## EXTRACTED MATERIAL
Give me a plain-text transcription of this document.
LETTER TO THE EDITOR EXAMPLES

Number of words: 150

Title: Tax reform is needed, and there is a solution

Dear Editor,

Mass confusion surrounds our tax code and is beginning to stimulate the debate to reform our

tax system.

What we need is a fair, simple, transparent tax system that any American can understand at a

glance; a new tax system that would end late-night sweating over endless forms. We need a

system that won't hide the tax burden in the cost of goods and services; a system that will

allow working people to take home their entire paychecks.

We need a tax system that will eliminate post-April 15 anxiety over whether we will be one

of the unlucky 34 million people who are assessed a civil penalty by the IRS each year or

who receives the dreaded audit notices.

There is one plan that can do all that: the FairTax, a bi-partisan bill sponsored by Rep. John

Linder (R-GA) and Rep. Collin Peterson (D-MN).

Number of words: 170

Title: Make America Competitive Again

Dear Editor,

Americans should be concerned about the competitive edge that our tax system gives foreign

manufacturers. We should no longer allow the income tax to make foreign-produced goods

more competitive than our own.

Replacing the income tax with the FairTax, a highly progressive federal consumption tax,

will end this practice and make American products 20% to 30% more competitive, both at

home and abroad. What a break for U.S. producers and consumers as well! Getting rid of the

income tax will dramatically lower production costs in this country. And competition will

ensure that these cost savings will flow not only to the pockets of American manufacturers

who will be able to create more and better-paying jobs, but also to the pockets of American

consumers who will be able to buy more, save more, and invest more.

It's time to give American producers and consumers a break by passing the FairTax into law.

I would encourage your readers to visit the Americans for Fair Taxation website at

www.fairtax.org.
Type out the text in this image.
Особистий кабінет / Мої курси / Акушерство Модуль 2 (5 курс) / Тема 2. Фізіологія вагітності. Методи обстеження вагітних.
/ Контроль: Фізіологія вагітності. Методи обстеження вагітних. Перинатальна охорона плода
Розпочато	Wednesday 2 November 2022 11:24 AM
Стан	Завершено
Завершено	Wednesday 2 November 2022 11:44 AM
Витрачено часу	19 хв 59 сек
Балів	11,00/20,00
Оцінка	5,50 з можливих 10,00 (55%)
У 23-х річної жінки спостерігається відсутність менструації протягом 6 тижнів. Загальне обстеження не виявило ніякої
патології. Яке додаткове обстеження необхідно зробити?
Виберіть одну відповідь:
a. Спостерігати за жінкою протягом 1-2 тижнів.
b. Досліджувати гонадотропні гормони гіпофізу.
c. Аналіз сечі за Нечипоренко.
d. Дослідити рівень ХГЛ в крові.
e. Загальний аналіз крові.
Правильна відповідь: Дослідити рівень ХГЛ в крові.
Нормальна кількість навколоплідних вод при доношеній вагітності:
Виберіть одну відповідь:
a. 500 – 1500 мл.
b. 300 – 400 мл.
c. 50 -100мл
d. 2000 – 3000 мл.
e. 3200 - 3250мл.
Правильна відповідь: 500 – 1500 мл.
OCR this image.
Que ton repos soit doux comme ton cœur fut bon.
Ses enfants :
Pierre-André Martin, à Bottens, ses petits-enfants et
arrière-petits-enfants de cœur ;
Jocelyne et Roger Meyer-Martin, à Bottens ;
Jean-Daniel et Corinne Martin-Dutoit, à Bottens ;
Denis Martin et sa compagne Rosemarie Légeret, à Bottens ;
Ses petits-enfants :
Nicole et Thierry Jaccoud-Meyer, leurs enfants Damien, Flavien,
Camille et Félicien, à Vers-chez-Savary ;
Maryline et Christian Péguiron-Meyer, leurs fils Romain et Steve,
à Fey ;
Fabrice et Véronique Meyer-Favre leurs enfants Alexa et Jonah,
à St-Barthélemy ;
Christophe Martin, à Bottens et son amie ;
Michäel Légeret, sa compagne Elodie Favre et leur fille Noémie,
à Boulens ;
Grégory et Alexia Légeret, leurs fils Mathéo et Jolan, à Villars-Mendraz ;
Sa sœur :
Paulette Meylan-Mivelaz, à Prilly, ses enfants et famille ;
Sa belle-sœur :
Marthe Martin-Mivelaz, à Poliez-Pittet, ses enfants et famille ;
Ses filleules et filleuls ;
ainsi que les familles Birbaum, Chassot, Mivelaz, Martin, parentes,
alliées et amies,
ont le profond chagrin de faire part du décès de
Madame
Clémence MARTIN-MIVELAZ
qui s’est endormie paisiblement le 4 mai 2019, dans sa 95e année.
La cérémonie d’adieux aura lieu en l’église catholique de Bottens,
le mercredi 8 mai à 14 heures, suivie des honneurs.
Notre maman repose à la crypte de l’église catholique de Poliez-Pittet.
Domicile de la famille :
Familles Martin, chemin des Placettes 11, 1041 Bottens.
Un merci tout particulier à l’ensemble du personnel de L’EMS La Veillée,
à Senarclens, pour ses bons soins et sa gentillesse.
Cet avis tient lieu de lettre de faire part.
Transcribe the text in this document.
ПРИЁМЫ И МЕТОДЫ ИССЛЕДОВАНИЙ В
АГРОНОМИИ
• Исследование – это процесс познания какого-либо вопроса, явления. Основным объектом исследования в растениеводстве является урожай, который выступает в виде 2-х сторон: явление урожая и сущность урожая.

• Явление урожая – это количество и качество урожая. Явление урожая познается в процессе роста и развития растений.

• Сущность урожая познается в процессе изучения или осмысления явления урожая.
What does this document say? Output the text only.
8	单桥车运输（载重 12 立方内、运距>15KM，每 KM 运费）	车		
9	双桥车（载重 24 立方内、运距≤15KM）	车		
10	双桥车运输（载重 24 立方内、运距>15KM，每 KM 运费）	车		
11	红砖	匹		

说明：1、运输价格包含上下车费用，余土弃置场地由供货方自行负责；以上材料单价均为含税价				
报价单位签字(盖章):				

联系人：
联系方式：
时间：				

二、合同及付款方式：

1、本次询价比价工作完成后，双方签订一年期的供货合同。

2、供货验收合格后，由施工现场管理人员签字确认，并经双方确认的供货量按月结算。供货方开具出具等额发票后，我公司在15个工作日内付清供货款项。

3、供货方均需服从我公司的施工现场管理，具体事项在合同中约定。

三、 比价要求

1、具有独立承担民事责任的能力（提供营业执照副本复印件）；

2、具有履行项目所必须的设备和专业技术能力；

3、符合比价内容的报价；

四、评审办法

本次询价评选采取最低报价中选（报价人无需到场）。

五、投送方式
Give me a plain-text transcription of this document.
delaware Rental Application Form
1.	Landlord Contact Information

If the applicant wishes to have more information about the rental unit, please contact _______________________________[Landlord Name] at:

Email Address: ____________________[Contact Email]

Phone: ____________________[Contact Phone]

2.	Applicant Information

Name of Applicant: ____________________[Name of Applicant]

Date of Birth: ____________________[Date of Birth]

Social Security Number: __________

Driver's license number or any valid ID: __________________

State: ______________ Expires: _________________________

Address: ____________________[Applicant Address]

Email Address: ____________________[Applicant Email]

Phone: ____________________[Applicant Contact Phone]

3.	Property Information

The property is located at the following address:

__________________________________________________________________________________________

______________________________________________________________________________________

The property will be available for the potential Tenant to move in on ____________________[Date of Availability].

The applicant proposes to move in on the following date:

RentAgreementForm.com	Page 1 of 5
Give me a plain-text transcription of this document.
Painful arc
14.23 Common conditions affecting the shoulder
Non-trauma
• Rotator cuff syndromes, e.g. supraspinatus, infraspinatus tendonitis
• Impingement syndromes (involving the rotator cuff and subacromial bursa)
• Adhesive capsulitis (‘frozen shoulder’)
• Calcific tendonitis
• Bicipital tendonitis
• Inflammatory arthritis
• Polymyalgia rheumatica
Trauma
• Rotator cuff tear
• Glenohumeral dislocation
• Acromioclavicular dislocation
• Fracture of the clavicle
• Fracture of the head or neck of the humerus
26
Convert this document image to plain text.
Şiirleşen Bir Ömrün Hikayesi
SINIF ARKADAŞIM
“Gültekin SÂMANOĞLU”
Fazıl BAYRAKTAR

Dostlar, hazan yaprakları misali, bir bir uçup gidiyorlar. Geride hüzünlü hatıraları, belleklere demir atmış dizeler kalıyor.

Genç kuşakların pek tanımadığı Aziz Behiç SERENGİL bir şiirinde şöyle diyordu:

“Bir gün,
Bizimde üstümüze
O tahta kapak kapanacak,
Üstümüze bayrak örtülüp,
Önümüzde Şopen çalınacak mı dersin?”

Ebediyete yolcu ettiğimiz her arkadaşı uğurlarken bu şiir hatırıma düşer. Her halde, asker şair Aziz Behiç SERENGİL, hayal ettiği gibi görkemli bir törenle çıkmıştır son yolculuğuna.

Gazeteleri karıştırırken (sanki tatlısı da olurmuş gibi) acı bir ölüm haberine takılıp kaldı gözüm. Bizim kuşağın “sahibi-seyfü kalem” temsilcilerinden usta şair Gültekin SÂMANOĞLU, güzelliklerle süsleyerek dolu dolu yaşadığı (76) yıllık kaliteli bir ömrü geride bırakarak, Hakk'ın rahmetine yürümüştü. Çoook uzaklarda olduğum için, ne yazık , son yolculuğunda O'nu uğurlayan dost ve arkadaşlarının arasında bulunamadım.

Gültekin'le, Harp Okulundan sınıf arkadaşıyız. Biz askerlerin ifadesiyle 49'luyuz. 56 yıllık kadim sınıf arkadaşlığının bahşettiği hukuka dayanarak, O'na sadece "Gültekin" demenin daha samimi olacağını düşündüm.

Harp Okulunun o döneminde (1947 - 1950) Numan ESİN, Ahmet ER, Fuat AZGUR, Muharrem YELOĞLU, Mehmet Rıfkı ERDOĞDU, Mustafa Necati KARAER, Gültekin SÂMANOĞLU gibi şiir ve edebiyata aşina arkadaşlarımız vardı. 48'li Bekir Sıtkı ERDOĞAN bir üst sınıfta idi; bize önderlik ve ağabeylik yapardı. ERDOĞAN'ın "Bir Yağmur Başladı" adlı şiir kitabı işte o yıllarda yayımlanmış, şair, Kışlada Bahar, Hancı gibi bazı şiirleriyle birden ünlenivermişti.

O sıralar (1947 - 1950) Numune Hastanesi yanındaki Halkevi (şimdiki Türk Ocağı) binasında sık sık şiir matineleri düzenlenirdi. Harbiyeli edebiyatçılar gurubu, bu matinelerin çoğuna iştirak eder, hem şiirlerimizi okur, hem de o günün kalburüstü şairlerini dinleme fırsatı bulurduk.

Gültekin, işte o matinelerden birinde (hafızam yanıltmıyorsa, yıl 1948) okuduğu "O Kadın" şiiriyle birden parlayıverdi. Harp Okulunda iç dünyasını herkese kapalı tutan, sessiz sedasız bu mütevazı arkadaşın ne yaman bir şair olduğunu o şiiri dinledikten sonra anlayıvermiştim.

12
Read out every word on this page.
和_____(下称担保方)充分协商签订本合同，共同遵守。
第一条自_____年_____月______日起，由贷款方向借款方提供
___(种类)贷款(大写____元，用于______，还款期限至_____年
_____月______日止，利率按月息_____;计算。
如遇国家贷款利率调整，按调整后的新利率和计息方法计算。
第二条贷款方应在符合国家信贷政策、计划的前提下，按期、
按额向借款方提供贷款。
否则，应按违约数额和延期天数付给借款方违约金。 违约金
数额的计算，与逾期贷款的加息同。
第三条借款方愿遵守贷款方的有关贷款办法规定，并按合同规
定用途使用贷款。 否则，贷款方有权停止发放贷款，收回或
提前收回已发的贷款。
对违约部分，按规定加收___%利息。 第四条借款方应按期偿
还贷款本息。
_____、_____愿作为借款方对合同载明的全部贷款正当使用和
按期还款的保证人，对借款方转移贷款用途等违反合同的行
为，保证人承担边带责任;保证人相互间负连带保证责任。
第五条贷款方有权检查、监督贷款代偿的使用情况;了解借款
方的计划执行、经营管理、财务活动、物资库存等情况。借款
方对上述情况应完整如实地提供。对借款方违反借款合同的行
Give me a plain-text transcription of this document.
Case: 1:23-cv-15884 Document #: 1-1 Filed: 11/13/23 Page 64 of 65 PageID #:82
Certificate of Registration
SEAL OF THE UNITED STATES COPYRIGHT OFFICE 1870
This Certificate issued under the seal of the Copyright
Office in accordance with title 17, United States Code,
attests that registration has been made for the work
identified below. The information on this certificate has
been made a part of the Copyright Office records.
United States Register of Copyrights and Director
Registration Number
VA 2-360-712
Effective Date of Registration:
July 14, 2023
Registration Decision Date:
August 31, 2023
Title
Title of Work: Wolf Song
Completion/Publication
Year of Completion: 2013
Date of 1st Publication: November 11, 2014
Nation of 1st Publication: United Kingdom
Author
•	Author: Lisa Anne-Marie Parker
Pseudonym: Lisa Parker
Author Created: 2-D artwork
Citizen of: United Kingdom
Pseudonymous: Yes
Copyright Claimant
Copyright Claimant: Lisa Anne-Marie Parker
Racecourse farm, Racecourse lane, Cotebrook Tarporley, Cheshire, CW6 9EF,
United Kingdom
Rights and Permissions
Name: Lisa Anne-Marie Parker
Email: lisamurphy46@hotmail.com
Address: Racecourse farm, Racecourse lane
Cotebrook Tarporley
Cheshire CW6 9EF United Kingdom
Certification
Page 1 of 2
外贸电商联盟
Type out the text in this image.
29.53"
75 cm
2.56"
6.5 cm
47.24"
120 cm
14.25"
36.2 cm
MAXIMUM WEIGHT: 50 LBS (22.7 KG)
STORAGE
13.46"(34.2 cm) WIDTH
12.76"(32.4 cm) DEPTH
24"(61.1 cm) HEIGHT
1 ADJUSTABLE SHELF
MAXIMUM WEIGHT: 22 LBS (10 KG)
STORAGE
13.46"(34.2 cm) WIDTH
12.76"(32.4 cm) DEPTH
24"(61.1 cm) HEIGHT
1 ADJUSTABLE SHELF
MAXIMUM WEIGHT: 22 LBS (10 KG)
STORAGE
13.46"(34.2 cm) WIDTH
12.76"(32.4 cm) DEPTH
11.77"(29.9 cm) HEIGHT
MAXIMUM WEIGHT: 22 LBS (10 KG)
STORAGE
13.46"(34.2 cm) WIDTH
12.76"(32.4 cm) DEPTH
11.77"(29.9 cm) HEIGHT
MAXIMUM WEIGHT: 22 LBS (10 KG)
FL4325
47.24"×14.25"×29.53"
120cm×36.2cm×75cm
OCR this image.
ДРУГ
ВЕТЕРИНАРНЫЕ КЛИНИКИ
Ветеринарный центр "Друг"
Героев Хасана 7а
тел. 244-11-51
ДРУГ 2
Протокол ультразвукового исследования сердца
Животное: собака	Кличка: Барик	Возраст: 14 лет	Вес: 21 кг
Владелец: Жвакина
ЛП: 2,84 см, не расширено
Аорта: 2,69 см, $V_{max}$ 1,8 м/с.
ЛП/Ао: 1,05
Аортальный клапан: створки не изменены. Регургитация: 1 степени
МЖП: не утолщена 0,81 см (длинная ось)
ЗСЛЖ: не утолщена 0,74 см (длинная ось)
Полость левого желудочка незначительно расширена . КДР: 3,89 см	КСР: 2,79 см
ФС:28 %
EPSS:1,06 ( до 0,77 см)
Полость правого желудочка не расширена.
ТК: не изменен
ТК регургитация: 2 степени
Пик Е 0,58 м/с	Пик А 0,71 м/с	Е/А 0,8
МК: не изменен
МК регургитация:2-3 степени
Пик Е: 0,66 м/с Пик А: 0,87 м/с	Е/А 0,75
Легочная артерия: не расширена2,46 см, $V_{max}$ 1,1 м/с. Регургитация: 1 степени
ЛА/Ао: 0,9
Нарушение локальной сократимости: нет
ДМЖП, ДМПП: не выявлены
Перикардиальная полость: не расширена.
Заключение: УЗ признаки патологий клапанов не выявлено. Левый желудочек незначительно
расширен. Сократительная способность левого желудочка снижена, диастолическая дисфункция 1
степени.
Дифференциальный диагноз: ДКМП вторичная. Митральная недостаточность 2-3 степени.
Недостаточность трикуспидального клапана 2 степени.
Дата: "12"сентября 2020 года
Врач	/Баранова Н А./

## AIM
From the data above, copy out every line with the string "крові" in it.

## CORRECT RESULT
d. Дослідити рівень ХГЛ в крові.
e. Загальний аналіз крові.
Правильна відповідь: Дослідити рівень ХГЛ в крові.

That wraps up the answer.